Goal of the exercise: In the listing below, locate the lines that hold the string "tnetconsulting". Copy those lines.

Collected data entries
- - -

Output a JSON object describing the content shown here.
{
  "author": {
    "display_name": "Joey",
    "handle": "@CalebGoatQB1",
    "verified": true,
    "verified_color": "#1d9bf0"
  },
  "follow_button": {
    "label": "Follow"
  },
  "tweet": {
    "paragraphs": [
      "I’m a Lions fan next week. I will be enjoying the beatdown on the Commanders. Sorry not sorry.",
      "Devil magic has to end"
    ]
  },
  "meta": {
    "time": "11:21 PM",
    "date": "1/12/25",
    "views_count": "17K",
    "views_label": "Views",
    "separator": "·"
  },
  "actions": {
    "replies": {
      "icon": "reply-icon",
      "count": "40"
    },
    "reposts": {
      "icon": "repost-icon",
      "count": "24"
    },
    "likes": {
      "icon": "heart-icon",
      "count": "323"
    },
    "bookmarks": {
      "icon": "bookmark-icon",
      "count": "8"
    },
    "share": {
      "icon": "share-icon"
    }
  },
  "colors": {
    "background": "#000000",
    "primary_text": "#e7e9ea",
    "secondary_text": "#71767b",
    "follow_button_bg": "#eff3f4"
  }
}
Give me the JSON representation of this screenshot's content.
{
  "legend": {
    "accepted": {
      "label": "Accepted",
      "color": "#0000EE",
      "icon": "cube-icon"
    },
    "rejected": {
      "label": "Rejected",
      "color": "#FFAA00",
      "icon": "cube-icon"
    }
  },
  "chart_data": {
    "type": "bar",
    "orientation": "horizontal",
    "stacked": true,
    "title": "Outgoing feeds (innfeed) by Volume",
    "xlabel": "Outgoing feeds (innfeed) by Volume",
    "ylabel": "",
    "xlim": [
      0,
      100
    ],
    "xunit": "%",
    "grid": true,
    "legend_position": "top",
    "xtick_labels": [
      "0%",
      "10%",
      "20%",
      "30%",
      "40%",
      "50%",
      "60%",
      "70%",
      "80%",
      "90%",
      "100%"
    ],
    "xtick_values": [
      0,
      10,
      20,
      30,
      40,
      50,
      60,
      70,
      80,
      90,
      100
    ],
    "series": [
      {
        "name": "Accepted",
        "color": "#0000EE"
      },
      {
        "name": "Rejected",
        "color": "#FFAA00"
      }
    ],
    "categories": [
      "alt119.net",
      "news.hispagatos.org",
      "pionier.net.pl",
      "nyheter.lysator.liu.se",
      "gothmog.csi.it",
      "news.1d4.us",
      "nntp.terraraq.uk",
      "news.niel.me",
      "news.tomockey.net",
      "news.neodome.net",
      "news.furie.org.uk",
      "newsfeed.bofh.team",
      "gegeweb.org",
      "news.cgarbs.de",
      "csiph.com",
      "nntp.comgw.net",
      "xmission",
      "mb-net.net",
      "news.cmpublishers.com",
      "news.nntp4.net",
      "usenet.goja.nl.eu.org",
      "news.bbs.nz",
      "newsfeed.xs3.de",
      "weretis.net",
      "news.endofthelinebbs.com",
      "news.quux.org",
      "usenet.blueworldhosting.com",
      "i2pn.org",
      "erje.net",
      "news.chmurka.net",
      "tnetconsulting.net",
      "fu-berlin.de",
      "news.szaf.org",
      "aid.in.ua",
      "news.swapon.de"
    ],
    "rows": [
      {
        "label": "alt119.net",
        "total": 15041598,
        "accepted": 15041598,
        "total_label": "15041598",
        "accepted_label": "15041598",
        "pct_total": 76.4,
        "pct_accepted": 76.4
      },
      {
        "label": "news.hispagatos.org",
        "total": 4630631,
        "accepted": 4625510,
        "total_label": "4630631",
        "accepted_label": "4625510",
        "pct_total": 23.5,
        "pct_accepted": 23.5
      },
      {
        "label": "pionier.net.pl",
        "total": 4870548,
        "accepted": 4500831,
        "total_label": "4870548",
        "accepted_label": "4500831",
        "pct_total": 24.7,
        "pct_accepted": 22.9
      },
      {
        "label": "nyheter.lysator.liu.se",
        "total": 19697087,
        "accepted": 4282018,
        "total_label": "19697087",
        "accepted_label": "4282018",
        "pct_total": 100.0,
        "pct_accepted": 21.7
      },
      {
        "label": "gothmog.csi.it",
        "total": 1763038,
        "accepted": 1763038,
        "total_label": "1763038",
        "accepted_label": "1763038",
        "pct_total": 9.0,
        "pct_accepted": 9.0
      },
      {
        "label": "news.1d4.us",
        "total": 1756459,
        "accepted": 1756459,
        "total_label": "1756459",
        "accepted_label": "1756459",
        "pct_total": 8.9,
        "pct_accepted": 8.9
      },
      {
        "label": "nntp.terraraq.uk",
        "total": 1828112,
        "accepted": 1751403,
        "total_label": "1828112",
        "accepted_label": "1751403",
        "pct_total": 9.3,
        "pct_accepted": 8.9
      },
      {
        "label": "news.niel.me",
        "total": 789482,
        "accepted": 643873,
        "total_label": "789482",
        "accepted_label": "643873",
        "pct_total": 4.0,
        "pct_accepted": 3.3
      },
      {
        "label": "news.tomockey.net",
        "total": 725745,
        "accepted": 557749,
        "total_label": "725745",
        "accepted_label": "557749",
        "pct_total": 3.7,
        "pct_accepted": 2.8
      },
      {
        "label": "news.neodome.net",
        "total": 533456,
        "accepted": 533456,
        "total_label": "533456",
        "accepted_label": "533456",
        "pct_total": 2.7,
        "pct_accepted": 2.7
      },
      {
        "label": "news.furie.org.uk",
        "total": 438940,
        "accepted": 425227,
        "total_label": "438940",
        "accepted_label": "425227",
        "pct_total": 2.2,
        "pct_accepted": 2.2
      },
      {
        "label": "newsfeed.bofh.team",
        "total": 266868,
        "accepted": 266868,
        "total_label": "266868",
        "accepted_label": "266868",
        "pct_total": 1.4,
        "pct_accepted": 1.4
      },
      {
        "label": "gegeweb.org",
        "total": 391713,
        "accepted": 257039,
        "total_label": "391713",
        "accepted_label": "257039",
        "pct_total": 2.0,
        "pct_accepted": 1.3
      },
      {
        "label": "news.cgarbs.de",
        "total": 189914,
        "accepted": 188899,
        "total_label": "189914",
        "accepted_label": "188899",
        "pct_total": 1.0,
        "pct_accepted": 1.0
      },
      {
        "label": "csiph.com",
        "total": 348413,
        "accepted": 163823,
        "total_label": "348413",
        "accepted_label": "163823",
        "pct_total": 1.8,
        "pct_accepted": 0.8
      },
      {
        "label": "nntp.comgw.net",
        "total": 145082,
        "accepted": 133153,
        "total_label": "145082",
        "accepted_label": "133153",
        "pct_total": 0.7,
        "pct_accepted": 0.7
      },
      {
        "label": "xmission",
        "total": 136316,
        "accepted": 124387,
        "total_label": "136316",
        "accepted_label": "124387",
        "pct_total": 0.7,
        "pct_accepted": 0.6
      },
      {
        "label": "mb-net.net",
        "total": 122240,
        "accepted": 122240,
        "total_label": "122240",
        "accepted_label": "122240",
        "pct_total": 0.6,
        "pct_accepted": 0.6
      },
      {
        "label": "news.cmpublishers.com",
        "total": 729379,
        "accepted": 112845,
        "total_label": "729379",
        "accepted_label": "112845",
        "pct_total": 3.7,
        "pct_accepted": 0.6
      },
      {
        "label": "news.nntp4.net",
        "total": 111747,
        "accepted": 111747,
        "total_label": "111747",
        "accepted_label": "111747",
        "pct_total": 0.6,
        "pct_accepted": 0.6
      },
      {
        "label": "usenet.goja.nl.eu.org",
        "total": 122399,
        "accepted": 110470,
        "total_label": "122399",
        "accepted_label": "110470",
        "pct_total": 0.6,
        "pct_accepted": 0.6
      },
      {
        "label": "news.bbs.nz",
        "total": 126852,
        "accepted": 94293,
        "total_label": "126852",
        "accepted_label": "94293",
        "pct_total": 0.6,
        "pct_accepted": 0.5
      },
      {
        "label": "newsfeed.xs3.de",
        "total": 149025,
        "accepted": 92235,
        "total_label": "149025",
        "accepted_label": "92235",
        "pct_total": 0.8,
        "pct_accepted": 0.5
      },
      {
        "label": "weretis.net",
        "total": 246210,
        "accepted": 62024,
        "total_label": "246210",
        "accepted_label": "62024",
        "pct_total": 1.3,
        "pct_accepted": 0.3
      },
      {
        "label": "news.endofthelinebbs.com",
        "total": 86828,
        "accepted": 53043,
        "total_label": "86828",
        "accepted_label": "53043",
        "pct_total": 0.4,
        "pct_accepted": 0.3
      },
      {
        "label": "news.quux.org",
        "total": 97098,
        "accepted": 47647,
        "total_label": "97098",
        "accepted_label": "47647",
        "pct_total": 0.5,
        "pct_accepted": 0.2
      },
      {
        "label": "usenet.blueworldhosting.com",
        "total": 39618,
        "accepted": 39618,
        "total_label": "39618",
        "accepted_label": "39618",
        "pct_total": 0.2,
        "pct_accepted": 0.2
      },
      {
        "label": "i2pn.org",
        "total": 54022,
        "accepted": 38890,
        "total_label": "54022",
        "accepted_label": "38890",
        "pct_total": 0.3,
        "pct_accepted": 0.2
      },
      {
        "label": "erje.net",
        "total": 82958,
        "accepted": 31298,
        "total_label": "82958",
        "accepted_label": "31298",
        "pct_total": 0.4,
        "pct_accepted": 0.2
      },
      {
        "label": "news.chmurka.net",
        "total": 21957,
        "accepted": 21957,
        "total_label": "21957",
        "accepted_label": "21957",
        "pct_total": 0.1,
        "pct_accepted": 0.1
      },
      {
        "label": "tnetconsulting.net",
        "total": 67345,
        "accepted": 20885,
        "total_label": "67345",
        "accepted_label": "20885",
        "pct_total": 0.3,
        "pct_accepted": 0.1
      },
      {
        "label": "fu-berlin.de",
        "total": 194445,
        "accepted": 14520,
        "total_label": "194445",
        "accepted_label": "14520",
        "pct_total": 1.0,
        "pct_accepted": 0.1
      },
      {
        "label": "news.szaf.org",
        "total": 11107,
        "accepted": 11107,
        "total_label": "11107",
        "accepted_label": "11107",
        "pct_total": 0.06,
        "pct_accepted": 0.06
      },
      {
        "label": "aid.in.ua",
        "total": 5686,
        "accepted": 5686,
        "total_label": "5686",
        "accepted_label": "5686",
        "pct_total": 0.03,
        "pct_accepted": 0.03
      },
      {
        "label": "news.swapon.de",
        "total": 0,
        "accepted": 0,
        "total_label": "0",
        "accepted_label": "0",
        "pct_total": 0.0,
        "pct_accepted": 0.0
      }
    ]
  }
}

- - -

Final answer:
      "tnetconsulting.net",
        "label": "tnetconsulting.net",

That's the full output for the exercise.